_Instructions to follow:_
Exclude any images and output the remaining records exactly.

Recorded data
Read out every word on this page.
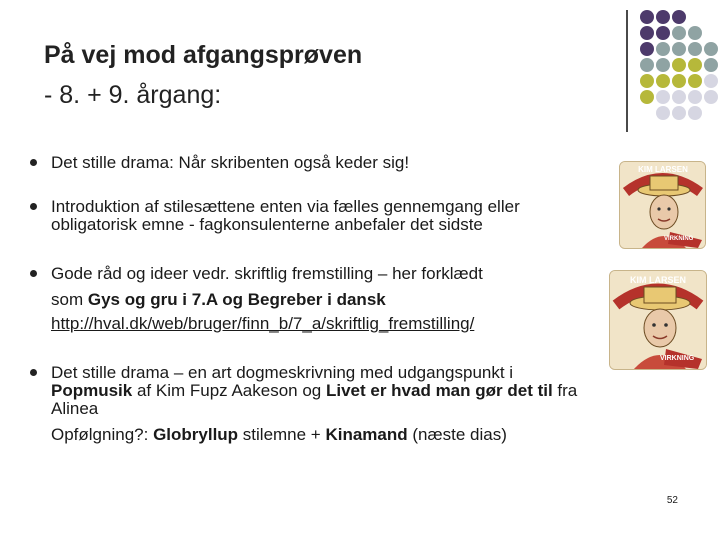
På vej mod afgangsprøven
- 8. + 9. årgang:
Det stille drama: Når skribenten også keder sig!
Introduktion af stilesættene enten via fælles gennemgang eller
obligatorisk emne - fagkonsulenterne anbefaler det sidste
Gode råd og ideer vedr. skriftlig fremstilling – her forklædt
som Gys og gru i 7.A og Begreber i dansk
http://hval.dk/web/bruger/finn_b/7_a/skriftlig_fremstilling/
Det stille drama – en art dogmeskrivning med udgangspunkt i
Popmusik af Kim Fupz Aakeson og Livet er hvad man gør det til fra
Alinea
Opfølgning?: Globryllup stilemne + Kinamand (næste dias)
KIM LARSEN
VIRKNING
KIM LARSEN
VIRKNING
52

_Answer to this exercise:_
Read out every word on this page.
På vej mod afgangsprøven
- 8. + 9. årgang:
Det stille drama: Når skribenten også keder sig!
Introduktion af stilesættene enten via fælles gennemgang eller
obligatorisk emne - fagkonsulenterne anbefaler det sidste
Gode råd og ideer vedr. skriftlig fremstilling – her forklædt
som Gys og gru i 7.A og Begreber i dansk
http://hval.dk/web/bruger/finn_b/7_a/skriftlig_fremstilling/
Det stille drama – en art dogmeskrivning med udgangspunkt i
Popmusik af Kim Fupz Aakeson og Livet er hvad man gør det til fra
Alinea
Opfølgning?: Globryllup stilemne + Kinamand (næste dias)
KIM LARSEN
VIRKNING
KIM LARSEN
VIRKNING
52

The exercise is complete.